_EXTRACT PROVIDED_:
# My New Humi



## EKGOTSKILLZZ (Jun 17, 2008)

Ok Guys This Is My New Humi.....i Need To Get Some Sticks In Here!


----------



## dj5213 (Apr 7, 2008)

that a pretty tight humi!!! great pickup!


----------



## marquelcg (Jul 19, 2008)

yeah that's a pretty cool humi


----------



## mikejh-cl (Jun 19, 2007)

beautiful, where did you get it?


----------



## karmaz00 (Dec 5, 2007)

wow very nice


----------



## Doogie (Oct 15, 2007)

nice humi. filler up


----------



## mhlatke (Oct 13, 2007)

I have mixed feelings about this - happy about your new humi but sad that it's empty.:lol: 
Very nice choice.


----------



## big04deuce (May 16, 2008)

Sweet humi EK!!!


----------



## Ceedee (Jun 2, 2006)

Congrats on the new humi - she's a beauty! Nice pickups you got as well! 

CD


----------



## acharpe (Feb 4, 2007)

An empty humi...such opportunity! Congrats!


----------



## Camacho Junior (May 29, 2008)

Sweet!!!!


----------



## ctiicda (Jun 19, 2008)

_EXERCISE A_: Render the lines of the listing as a numbered list, from the start of the listing up to and including the line that contains "file-thumbnail-2: ▶: [6, 205, 104, 287]", leaving out any blank lines.

_RECORDED INFORMATION_:
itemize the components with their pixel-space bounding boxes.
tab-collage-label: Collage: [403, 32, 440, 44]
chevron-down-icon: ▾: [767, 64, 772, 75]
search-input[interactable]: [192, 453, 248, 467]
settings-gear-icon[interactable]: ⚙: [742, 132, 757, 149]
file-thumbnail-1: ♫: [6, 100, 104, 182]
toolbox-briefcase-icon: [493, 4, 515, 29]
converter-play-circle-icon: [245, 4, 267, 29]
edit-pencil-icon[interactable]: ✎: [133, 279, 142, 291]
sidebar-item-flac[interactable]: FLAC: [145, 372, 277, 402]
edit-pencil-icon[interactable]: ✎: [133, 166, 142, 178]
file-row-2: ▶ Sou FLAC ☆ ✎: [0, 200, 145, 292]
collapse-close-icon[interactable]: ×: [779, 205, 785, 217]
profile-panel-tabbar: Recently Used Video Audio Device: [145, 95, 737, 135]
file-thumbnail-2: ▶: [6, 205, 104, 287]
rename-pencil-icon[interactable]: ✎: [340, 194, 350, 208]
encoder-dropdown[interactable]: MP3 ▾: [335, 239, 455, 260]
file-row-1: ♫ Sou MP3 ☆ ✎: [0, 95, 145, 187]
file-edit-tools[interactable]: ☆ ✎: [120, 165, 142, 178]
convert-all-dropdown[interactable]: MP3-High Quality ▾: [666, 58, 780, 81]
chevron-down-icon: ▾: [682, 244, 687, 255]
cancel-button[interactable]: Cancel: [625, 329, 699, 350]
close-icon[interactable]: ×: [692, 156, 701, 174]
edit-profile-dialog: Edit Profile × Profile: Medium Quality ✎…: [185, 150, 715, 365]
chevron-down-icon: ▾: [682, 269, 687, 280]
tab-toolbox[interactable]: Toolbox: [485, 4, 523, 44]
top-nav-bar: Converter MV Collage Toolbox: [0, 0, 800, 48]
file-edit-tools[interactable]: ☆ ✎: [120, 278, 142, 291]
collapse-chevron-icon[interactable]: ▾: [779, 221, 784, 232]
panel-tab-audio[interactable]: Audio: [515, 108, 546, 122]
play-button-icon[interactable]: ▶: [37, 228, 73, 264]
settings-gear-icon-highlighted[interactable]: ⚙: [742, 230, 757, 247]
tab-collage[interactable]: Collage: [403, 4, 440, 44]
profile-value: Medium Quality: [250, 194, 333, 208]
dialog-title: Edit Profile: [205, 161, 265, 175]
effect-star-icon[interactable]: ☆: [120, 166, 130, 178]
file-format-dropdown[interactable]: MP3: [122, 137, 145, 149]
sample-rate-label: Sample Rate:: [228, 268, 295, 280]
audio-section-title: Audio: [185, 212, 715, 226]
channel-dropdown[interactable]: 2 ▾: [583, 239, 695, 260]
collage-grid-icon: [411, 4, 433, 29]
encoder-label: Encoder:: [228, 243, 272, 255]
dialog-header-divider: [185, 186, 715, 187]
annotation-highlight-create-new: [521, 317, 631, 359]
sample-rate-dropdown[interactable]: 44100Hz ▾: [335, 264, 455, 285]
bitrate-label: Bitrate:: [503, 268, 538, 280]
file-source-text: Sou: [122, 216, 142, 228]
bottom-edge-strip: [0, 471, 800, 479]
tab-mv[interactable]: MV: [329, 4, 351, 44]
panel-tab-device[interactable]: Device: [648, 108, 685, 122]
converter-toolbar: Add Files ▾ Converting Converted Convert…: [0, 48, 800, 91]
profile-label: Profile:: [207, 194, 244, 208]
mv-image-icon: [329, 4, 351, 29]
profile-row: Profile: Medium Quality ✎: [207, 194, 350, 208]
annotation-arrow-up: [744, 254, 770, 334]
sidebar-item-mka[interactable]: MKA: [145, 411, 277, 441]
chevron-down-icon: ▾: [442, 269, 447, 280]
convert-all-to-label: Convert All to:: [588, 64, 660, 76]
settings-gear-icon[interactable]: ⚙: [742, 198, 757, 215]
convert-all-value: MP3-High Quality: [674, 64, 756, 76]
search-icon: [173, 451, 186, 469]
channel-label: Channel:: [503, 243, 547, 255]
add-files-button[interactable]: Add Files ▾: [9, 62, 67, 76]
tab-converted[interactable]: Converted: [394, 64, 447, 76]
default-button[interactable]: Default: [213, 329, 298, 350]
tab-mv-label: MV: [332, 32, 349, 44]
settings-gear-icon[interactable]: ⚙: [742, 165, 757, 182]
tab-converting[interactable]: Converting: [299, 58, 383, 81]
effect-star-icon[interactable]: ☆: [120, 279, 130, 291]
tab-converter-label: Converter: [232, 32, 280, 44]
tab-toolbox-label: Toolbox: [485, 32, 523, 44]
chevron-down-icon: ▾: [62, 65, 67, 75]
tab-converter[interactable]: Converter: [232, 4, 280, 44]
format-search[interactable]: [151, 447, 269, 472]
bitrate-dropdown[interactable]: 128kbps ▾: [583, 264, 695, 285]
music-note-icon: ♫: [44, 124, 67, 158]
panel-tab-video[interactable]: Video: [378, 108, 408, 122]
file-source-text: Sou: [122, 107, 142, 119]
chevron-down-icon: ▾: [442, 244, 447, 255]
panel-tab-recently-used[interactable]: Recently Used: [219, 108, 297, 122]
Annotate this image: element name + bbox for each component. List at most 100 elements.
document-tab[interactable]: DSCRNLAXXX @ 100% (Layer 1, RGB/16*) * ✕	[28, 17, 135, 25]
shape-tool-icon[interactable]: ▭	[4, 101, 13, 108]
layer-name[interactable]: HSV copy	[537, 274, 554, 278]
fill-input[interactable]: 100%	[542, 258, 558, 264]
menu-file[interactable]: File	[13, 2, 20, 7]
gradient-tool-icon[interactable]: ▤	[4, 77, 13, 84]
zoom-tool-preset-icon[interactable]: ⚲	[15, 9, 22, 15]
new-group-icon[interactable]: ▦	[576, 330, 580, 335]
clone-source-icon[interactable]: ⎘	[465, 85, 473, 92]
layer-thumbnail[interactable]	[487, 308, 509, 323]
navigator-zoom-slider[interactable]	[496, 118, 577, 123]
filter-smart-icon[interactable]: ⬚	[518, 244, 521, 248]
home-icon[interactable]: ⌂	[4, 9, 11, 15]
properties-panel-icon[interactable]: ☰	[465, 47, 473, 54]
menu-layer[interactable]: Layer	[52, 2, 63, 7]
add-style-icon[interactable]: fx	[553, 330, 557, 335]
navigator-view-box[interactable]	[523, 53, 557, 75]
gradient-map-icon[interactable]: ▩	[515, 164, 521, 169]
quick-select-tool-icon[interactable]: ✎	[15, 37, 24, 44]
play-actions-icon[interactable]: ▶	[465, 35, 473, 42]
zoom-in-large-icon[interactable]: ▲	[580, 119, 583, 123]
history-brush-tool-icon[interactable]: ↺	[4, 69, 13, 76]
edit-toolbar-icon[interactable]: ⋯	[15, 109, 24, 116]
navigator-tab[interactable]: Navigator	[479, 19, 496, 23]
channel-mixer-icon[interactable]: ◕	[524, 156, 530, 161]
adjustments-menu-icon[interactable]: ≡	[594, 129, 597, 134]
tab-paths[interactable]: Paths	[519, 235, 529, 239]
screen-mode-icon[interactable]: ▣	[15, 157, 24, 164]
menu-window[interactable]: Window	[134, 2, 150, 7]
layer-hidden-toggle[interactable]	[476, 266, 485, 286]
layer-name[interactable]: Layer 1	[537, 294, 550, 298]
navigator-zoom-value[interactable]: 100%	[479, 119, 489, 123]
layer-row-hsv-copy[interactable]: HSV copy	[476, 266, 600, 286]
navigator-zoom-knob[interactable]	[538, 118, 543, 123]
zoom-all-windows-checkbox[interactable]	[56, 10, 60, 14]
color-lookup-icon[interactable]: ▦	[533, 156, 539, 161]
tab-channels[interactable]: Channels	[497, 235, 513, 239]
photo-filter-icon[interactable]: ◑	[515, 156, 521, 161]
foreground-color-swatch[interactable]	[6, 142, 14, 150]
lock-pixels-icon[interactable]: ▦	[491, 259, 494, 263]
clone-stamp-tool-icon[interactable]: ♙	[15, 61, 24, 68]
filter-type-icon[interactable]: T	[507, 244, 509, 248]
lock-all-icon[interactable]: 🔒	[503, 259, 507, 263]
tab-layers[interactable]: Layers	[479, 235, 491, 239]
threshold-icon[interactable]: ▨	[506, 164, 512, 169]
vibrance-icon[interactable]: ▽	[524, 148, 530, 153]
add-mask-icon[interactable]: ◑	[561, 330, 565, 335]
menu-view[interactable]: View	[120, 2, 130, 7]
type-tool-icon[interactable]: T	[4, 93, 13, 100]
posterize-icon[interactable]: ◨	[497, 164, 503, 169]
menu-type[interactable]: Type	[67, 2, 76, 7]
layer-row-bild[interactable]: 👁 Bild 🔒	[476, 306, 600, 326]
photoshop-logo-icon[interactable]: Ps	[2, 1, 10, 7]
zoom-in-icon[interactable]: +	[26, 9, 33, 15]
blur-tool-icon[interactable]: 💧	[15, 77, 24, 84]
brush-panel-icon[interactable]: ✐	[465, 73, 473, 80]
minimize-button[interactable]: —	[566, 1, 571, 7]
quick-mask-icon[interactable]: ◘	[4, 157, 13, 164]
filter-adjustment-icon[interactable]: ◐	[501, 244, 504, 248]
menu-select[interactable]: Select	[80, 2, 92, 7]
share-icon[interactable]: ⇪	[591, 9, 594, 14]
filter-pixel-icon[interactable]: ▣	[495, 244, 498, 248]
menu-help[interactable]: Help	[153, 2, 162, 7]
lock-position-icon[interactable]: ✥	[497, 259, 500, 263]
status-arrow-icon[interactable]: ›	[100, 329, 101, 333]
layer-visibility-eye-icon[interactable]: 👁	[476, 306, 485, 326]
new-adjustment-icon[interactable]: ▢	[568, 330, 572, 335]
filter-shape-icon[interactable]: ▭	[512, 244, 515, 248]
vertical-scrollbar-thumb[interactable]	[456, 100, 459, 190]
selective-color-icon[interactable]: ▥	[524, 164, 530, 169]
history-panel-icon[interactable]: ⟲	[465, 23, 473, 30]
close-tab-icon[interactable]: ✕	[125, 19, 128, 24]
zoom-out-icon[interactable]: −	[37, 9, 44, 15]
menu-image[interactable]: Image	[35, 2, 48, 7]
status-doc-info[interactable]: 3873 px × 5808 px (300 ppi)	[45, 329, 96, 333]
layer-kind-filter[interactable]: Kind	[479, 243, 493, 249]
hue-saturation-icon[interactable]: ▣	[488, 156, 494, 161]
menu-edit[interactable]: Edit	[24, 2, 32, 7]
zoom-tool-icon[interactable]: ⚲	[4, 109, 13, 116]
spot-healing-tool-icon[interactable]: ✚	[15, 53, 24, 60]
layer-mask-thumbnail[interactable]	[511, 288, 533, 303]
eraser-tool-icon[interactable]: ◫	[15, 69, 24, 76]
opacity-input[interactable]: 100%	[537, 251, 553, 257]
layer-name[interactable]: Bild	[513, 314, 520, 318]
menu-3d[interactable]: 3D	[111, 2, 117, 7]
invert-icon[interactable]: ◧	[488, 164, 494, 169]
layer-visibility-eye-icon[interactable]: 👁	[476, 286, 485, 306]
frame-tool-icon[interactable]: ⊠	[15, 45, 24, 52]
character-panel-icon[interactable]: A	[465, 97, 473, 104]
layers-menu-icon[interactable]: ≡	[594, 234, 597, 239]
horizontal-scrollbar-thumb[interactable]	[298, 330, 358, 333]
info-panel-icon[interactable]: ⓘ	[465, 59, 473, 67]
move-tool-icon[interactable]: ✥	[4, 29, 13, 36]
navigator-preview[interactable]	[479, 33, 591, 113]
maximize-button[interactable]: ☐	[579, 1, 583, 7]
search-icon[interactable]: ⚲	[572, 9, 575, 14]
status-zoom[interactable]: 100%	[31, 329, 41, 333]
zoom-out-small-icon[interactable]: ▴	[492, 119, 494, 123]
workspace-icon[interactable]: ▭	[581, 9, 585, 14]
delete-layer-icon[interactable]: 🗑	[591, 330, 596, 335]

_EXERCISE B_: In the thread about the new humi, rewrite the passage from "## EKGOTSKILLZZ (Jun" up to and including "humi!!! great pickup!", changing "Sticks" to "Cigars".

_FULL ANSWER A_:
1. itemize the components with their pixel-space bounding boxes.
2. tab-collage-label: Collage: [403, 32, 440, 44]
3. chevron-down-icon: ▾: [767, 64, 772, 75]
4. search-input[interactable]: [192, 453, 248, 467]
5. settings-gear-icon[interactable]: ⚙: [742, 132, 757, 149]
6. file-thumbnail-1: ♫: [6, 100, 104, 182]
7. toolbox-briefcase-icon: [493, 4, 515, 29]
8. converter-play-circle-icon: [245, 4, 267, 29]
9. edit-pencil-icon[interactable]: ✎: [133, 279, 142, 291]
10. sidebar-item-flac[interactable]: FLAC: [145, 372, 277, 402]
11. edit-pencil-icon[interactable]: ✎: [133, 166, 142, 178]
12. file-row-2: ▶ Sou FLAC ☆ ✎: [0, 200, 145, 292]
13. collapse-close-icon[interactable]: ×: [779, 205, 785, 217]
14. profile-panel-tabbar: Recently Used Video Audio Device: [145, 95, 737, 135]
15. file-thumbnail-2: ▶: [6, 205, 104, 287]

_FULL ANSWER B_:
## EKGOTSKILLZZ (Jun 17, 2008)

Ok Guys This Is My New Humi.....i Need To Get Some Cigars In Here!


----------



## dj5213 (Apr 7, 2008)

that a pretty tight humi!!! great pickup!